■ **PROBLEM**: Give the lines below again, changing "data-label" to "value-label" wherever it appears and leaving everything else the same.

■ **EXERCISE INPUTS**:
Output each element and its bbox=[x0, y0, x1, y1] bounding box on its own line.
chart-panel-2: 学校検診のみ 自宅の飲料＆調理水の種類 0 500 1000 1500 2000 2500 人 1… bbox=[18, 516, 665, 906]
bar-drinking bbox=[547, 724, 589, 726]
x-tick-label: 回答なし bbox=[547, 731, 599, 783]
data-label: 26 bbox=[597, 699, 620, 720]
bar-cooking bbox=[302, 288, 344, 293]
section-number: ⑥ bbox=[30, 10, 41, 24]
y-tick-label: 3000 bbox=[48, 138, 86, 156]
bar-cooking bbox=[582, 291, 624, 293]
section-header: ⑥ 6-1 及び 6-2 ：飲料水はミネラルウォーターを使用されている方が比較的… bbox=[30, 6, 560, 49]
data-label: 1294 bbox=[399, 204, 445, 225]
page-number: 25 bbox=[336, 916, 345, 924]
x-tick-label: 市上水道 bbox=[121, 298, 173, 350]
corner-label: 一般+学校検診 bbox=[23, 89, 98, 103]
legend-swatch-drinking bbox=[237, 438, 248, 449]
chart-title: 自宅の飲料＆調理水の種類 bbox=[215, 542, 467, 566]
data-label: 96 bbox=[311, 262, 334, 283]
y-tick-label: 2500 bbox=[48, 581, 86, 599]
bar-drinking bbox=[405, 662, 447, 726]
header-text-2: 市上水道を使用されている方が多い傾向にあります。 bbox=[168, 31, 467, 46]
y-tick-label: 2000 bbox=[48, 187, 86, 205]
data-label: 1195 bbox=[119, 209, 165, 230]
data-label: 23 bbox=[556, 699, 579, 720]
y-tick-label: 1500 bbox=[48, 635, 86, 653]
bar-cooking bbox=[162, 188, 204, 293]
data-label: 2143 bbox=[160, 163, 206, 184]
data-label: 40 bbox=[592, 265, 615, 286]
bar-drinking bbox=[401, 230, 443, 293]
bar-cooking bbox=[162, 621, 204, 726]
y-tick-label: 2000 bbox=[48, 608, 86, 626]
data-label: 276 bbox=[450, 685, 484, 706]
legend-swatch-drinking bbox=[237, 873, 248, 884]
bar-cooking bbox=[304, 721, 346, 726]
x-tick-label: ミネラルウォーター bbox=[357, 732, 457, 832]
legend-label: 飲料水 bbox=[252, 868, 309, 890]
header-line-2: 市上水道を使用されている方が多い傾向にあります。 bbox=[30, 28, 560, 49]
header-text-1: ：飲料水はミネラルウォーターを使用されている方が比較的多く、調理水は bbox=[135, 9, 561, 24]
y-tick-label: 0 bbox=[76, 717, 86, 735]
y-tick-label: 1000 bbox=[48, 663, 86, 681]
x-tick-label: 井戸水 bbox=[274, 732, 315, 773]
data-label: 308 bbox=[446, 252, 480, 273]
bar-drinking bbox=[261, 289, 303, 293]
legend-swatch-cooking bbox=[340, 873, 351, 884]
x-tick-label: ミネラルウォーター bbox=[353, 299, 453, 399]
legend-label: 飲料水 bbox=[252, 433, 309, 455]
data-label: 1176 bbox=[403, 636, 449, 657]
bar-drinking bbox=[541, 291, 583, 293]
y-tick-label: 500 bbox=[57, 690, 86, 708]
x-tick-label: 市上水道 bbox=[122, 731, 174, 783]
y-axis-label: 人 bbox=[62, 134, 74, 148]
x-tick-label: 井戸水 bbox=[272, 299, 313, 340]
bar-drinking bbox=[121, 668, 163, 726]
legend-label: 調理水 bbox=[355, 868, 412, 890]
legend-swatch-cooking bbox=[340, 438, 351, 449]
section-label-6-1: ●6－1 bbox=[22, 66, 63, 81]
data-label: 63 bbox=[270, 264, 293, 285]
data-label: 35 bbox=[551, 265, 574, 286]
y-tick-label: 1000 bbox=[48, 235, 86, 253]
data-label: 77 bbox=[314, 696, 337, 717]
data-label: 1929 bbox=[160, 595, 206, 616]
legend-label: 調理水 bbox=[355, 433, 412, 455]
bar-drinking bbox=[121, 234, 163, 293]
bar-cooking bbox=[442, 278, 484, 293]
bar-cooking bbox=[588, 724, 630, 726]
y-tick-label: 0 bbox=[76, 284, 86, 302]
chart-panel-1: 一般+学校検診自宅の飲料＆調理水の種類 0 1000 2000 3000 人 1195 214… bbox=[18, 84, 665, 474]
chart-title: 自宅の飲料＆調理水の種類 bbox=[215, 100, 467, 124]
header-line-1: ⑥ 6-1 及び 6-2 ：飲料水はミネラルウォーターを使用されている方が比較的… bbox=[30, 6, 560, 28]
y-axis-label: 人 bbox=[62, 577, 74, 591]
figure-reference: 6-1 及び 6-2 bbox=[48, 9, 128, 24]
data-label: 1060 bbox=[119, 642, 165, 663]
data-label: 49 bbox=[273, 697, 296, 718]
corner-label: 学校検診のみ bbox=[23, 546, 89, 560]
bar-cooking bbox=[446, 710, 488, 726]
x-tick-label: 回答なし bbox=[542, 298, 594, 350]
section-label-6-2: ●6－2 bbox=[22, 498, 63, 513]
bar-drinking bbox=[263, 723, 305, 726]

■ **COMPLETE OUTPUT**:
Output each element and its bbox=[x0, y0, x1, y1] bounding box on its own line.
chart-panel-2: 学校検診のみ 自宅の飲料＆調理水の種類 0 500 1000 1500 2000 2500 人 1… bbox=[18, 516, 665, 906]
bar-drinking bbox=[547, 724, 589, 726]
x-tick-label: 回答なし bbox=[547, 731, 599, 783]
value-label: 26 bbox=[597, 699, 620, 720]
bar-cooking bbox=[302, 288, 344, 293]
section-number: ⑥ bbox=[30, 10, 41, 24]
y-tick-label: 3000 bbox=[48, 138, 86, 156]
bar-cooking bbox=[582, 291, 624, 293]
section-header: ⑥ 6-1 及び 6-2 ：飲料水はミネラルウォーターを使用されている方が比較的… bbox=[30, 6, 560, 49]
value-label: 1294 bbox=[399, 204, 445, 225]
page-number: 25 bbox=[336, 916, 345, 924]
x-tick-label: 市上水道 bbox=[121, 298, 173, 350]
corner-label: 一般+学校検診 bbox=[23, 89, 98, 103]
legend-swatch-drinking bbox=[237, 438, 248, 449]
chart-title: 自宅の飲料＆調理水の種類 bbox=[215, 542, 467, 566]
value-label: 96 bbox=[311, 262, 334, 283]
y-tick-label: 2500 bbox=[48, 581, 86, 599]
bar-drinking bbox=[405, 662, 447, 726]
header-text-2: 市上水道を使用されている方が多い傾向にあります。 bbox=[168, 31, 467, 46]
y-tick-label: 2000 bbox=[48, 187, 86, 205]
value-label: 1195 bbox=[119, 209, 165, 230]
value-label: 23 bbox=[556, 699, 579, 720]
y-tick-label: 1500 bbox=[48, 635, 86, 653]
bar-cooking bbox=[162, 188, 204, 293]
value-label: 2143 bbox=[160, 163, 206, 184]
value-label: 40 bbox=[592, 265, 615, 286]
bar-drinking bbox=[401, 230, 443, 293]
bar-cooking bbox=[162, 621, 204, 726]
y-tick-label: 2000 bbox=[48, 608, 86, 626]
value-label: 276 bbox=[450, 685, 484, 706]
legend-swatch-drinking bbox=[237, 873, 248, 884]
bar-cooking bbox=[304, 721, 346, 726]
x-tick-label: ミネラルウォーター bbox=[357, 732, 457, 832]
legend-label: 飲料水 bbox=[252, 868, 309, 890]
header-line-2: 市上水道を使用されている方が多い傾向にあります。 bbox=[30, 28, 560, 49]
header-text-1: ：飲料水はミネラルウォーターを使用されている方が比較的多く、調理水は bbox=[135, 9, 561, 24]
y-tick-label: 0 bbox=[76, 717, 86, 735]
y-tick-label: 1000 bbox=[48, 663, 86, 681]
x-tick-label: 井戸水 bbox=[274, 732, 315, 773]
value-label: 308 bbox=[446, 252, 480, 273]
bar-drinking bbox=[261, 289, 303, 293]
legend-swatch-cooking bbox=[340, 873, 351, 884]
x-tick-label: ミネラルウォーター bbox=[353, 299, 453, 399]
legend-label: 飲料水 bbox=[252, 433, 309, 455]
value-label: 1176 bbox=[403, 636, 449, 657]
bar-drinking bbox=[541, 291, 583, 293]
y-tick-label: 500 bbox=[57, 690, 86, 708]
x-tick-label: 市上水道 bbox=[122, 731, 174, 783]
y-axis-label: 人 bbox=[62, 134, 74, 148]
x-tick-label: 井戸水 bbox=[272, 299, 313, 340]
bar-drinking bbox=[121, 668, 163, 726]
legend-label: 調理水 bbox=[355, 868, 412, 890]
legend-swatch-cooking bbox=[340, 438, 351, 449]
section-label-6-1: ●6－1 bbox=[22, 66, 63, 81]
value-label: 63 bbox=[270, 264, 293, 285]
value-label: 35 bbox=[551, 265, 574, 286]
y-tick-label: 1000 bbox=[48, 235, 86, 253]
value-label: 77 bbox=[314, 696, 337, 717]
value-label: 1929 bbox=[160, 595, 206, 616]
legend-label: 調理水 bbox=[355, 433, 412, 455]
bar-drinking bbox=[121, 234, 163, 293]
bar-cooking bbox=[442, 278, 484, 293]
bar-cooking bbox=[588, 724, 630, 726]
y-tick-label: 0 bbox=[76, 284, 86, 302]
chart-panel-1: 一般+学校検診自宅の飲料＆調理水の種類 0 1000 2000 3000 人 1195 214… bbox=[18, 84, 665, 474]
chart-title: 自宅の飲料＆調理水の種類 bbox=[215, 100, 467, 124]
header-line-1: ⑥ 6-1 及び 6-2 ：飲料水はミネラルウォーターを使用されている方が比較的… bbox=[30, 6, 560, 28]
y-axis-label: 人 bbox=[62, 577, 74, 591]
figure-reference: 6-1 及び 6-2 bbox=[48, 9, 128, 24]
value-label: 1060 bbox=[119, 642, 165, 663]
value-label: 49 bbox=[273, 697, 296, 718]
corner-label: 学校検診のみ bbox=[23, 546, 89, 560]
bar-cooking bbox=[446, 710, 488, 726]
x-tick-label: 回答なし bbox=[542, 298, 594, 350]
section-label-6-2: ●6－2 bbox=[22, 498, 63, 513]
bar-drinking bbox=[263, 723, 305, 726]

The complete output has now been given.